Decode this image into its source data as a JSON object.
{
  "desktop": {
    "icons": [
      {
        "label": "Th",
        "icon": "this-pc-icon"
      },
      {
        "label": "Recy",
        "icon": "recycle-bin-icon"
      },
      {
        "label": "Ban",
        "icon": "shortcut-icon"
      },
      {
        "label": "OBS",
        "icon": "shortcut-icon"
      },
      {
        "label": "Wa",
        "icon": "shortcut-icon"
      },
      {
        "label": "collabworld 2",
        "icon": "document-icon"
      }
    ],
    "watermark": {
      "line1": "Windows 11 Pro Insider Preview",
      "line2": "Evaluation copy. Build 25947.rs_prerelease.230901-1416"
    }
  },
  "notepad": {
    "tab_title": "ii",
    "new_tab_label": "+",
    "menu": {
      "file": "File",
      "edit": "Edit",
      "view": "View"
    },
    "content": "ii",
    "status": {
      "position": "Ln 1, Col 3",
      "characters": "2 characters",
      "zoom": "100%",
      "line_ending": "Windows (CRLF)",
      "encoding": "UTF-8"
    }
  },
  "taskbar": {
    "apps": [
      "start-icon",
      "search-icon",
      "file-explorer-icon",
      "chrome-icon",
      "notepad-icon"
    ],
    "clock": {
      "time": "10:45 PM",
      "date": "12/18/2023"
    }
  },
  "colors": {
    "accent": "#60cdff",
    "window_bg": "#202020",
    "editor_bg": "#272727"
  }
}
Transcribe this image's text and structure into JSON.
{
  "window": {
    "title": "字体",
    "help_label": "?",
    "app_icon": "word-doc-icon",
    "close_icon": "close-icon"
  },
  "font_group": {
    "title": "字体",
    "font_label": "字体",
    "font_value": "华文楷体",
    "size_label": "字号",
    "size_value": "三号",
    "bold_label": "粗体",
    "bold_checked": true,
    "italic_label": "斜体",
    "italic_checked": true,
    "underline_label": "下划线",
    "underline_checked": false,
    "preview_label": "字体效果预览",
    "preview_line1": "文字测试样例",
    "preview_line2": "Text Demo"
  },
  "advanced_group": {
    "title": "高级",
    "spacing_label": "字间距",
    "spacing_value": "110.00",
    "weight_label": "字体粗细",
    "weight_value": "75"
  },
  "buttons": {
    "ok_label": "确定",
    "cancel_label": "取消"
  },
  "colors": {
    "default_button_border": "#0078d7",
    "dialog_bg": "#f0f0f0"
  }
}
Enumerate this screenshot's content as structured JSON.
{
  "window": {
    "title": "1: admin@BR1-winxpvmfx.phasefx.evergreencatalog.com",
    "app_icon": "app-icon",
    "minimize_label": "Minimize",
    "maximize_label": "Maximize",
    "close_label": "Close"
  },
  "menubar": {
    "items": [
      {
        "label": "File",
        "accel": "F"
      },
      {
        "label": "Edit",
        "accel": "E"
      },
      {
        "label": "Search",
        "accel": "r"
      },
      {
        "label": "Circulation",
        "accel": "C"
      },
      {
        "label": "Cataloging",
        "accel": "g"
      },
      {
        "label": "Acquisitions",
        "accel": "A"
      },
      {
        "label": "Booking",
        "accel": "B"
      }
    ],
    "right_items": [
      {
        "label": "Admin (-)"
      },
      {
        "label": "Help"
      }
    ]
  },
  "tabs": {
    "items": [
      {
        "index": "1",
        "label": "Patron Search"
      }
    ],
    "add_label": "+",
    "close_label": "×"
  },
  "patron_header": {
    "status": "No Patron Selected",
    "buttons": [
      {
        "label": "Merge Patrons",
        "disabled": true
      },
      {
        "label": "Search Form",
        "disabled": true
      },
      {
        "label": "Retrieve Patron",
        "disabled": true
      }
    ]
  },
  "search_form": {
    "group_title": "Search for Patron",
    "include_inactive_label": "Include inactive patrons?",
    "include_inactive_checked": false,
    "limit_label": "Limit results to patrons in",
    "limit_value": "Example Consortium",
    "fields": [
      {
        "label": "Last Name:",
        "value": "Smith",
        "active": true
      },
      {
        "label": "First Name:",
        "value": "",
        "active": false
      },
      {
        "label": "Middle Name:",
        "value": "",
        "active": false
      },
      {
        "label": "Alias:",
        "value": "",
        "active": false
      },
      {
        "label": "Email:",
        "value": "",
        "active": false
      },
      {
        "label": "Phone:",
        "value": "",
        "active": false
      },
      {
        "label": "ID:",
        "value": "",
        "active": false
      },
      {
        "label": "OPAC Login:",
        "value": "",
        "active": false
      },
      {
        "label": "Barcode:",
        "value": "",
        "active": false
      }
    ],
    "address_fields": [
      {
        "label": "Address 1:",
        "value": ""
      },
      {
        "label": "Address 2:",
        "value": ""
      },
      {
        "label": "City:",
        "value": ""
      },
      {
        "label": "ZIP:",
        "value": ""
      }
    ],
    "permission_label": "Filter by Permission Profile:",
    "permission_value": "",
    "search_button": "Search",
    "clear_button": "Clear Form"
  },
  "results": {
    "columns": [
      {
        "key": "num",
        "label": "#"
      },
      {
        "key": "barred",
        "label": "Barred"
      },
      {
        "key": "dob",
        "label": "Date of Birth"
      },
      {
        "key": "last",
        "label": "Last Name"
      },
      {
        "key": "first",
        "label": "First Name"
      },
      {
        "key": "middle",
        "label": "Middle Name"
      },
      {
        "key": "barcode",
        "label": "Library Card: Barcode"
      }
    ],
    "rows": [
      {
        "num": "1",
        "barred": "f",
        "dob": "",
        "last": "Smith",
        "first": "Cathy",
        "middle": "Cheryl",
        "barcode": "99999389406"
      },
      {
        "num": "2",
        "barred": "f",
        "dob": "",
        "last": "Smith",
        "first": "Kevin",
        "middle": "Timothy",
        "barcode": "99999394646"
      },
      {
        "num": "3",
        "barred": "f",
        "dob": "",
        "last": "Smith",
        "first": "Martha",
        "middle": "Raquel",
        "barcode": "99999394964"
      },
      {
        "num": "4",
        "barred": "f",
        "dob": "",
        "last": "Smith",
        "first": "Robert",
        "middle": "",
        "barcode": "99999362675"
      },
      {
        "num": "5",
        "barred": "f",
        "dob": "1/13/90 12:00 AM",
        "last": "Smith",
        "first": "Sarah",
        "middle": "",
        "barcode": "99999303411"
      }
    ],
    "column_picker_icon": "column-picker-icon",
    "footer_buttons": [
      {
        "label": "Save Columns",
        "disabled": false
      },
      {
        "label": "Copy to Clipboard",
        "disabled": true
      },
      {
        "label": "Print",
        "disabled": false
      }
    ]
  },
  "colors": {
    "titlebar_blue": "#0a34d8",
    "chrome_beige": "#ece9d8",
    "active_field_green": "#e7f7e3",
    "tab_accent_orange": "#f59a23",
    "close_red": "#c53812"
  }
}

● ● ●

▸ **What to do**
Quote the material exactly, leaving nothing out.

▸ **Solution below**
Decode this image into its source data as a JSON object.
{
  "desktop": {
    "icons": [
      {
        "label": "Th",
        "icon": "this-pc-icon"
      },
      {
        "label": "Recy",
        "icon": "recycle-bin-icon"
      },
      {
        "label": "Ban",
        "icon": "shortcut-icon"
      },
      {
        "label": "OBS",
        "icon": "shortcut-icon"
      },
      {
        "label": "Wa",
        "icon": "shortcut-icon"
      },
      {
        "label": "collabworld 2",
        "icon": "document-icon"
      }
    ],
    "watermark": {
      "line1": "Windows 11 Pro Insider Preview",
      "line2": "Evaluation copy. Build 25947.rs_prerelease.230901-1416"
    }
  },
  "notepad": {
    "tab_title": "ii",
    "new_tab_label": "+",
    "menu": {
      "file": "File",
      "edit": "Edit",
      "view": "View"
    },
    "content": "ii",
    "status": {
      "position": "Ln 1, Col 3",
      "characters": "2 characters",
      "zoom": "100%",
      "line_ending": "Windows (CRLF)",
      "encoding": "UTF-8"
    }
  },
  "taskbar": {
    "apps": [
      "start-icon",
      "search-icon",
      "file-explorer-icon",
      "chrome-icon",
      "notepad-icon"
    ],
    "clock": {
      "time": "10:45 PM",
      "date": "12/18/2023"
    }
  },
  "colors": {
    "accent": "#60cdff",
    "window_bg": "#202020",
    "editor_bg": "#272727"
  }
}
Transcribe this image's text and structure into JSON.
{
  "window": {
    "title": "字体",
    "help_label": "?",
    "app_icon": "word-doc-icon",
    "close_icon": "close-icon"
  },
  "font_group": {
    "title": "字体",
    "font_label": "字体",
    "font_value": "华文楷体",
    "size_label": "字号",
    "size_value": "三号",
    "bold_label": "粗体",
    "bold_checked": true,
    "italic_label": "斜体",
    "italic_checked": true,
    "underline_label": "下划线",
    "underline_checked": false,
    "preview_label": "字体效果预览",
    "preview_line1": "文字测试样例",
    "preview_line2": "Text Demo"
  },
  "advanced_group": {
    "title": "高级",
    "spacing_label": "字间距",
    "spacing_value": "110.00",
    "weight_label": "字体粗细",
    "weight_value": "75"
  },
  "buttons": {
    "ok_label": "确定",
    "cancel_label": "取消"
  },
  "colors": {
    "default_button_border": "#0078d7",
    "dialog_bg": "#f0f0f0"
  }
}
Enumerate this screenshot's content as structured JSON.
{
  "window": {
    "title": "1: admin@BR1-winxpvmfx.phasefx.evergreencatalog.com",
    "app_icon": "app-icon",
    "minimize_label": "Minimize",
    "maximize_label": "Maximize",
    "close_label": "Close"
  },
  "menubar": {
    "items": [
      {
        "label": "File",
        "accel": "F"
      },
      {
        "label": "Edit",
        "accel": "E"
      },
      {
        "label": "Search",
        "accel": "r"
      },
      {
        "label": "Circulation",
        "accel": "C"
      },
      {
        "label": "Cataloging",
        "accel": "g"
      },
      {
        "label": "Acquisitions",
        "accel": "A"
      },
      {
        "label": "Booking",
        "accel": "B"
      }
    ],
    "right_items": [
      {
        "label": "Admin (-)"
      },
      {
        "label": "Help"
      }
    ]
  },
  "tabs": {
    "items": [
      {
        "index": "1",
        "label": "Patron Search"
      }
    ],
    "add_label": "+",
    "close_label": "×"
  },
  "patron_header": {
    "status": "No Patron Selected",
    "buttons": [
      {
        "label": "Merge Patrons",
        "disabled": true
      },
      {
        "label": "Search Form",
        "disabled": true
      },
      {
        "label": "Retrieve Patron",
        "disabled": true
      }
    ]
  },
  "search_form": {
    "group_title": "Search for Patron",
    "include_inactive_label": "Include inactive patrons?",
    "include_inactive_checked": false,
    "limit_label": "Limit results to patrons in",
    "limit_value": "Example Consortium",
    "fields": [
      {
        "label": "Last Name:",
        "value": "Smith",
        "active": true
      },
      {
        "label": "First Name:",
        "value": "",
        "active": false
      },
      {
        "label": "Middle Name:",
        "value": "",
        "active": false
      },
      {
        "label": "Alias:",
        "value": "",
        "active": false
      },
      {
        "label": "Email:",
        "value": "",
        "active": false
      },
      {
        "label": "Phone:",
        "value": "",
        "active": false
      },
      {
        "label": "ID:",
        "value": "",
        "active": false
      },
      {
        "label": "OPAC Login:",
        "value": "",
        "active": false
      },
      {
        "label": "Barcode:",
        "value": "",
        "active": false
      }
    ],
    "address_fields": [
      {
        "label": "Address 1:",
        "value": ""
      },
      {
        "label": "Address 2:",
        "value": ""
      },
      {
        "label": "City:",
        "value": ""
      },
      {
        "label": "ZIP:",
        "value": ""
      }
    ],
    "permission_label": "Filter by Permission Profile:",
    "permission_value": "",
    "search_button": "Search",
    "clear_button": "Clear Form"
  },
  "results": {
    "columns": [
      {
        "key": "num",
        "label": "#"
      },
      {
        "key": "barred",
        "label": "Barred"
      },
      {
        "key": "dob",
        "label": "Date of Birth"
      },
      {
        "key": "last",
        "label": "Last Name"
      },
      {
        "key": "first",
        "label": "First Name"
      },
      {
        "key": "middle",
        "label": "Middle Name"
      },
      {
        "key": "barcode",
        "label": "Library Card: Barcode"
      }
    ],
    "rows": [
      {
        "num": "1",
        "barred": "f",
        "dob": "",
        "last": "Smith",
        "first": "Cathy",
        "middle": "Cheryl",
        "barcode": "99999389406"
      },
      {
        "num": "2",
        "barred": "f",
        "dob": "",
        "last": "Smith",
        "first": "Kevin",
        "middle": "Timothy",
        "barcode": "99999394646"
      },
      {
        "num": "3",
        "barred": "f",
        "dob": "",
        "last": "Smith",
        "first": "Martha",
        "middle": "Raquel",
        "barcode": "99999394964"
      },
      {
        "num": "4",
        "barred": "f",
        "dob": "",
        "last": "Smith",
        "first": "Robert",
        "middle": "",
        "barcode": "99999362675"
      },
      {
        "num": "5",
        "barred": "f",
        "dob": "1/13/90 12:00 AM",
        "last": "Smith",
        "first": "Sarah",
        "middle": "",
        "barcode": "99999303411"
      }
    ],
    "column_picker_icon": "column-picker-icon",
    "footer_buttons": [
      {
        "label": "Save Columns",
        "disabled": false
      },
      {
        "label": "Copy to Clipboard",
        "disabled": true
      },
      {
        "label": "Print",
        "disabled": false
      }
    ]
  },
  "colors": {
    "titlebar_blue": "#0a34d8",
    "chrome_beige": "#ece9d8",
    "active_field_green": "#e7f7e3",
    "tab_accent_orange": "#f59a23",
    "close_red": "#c53812"
  }
}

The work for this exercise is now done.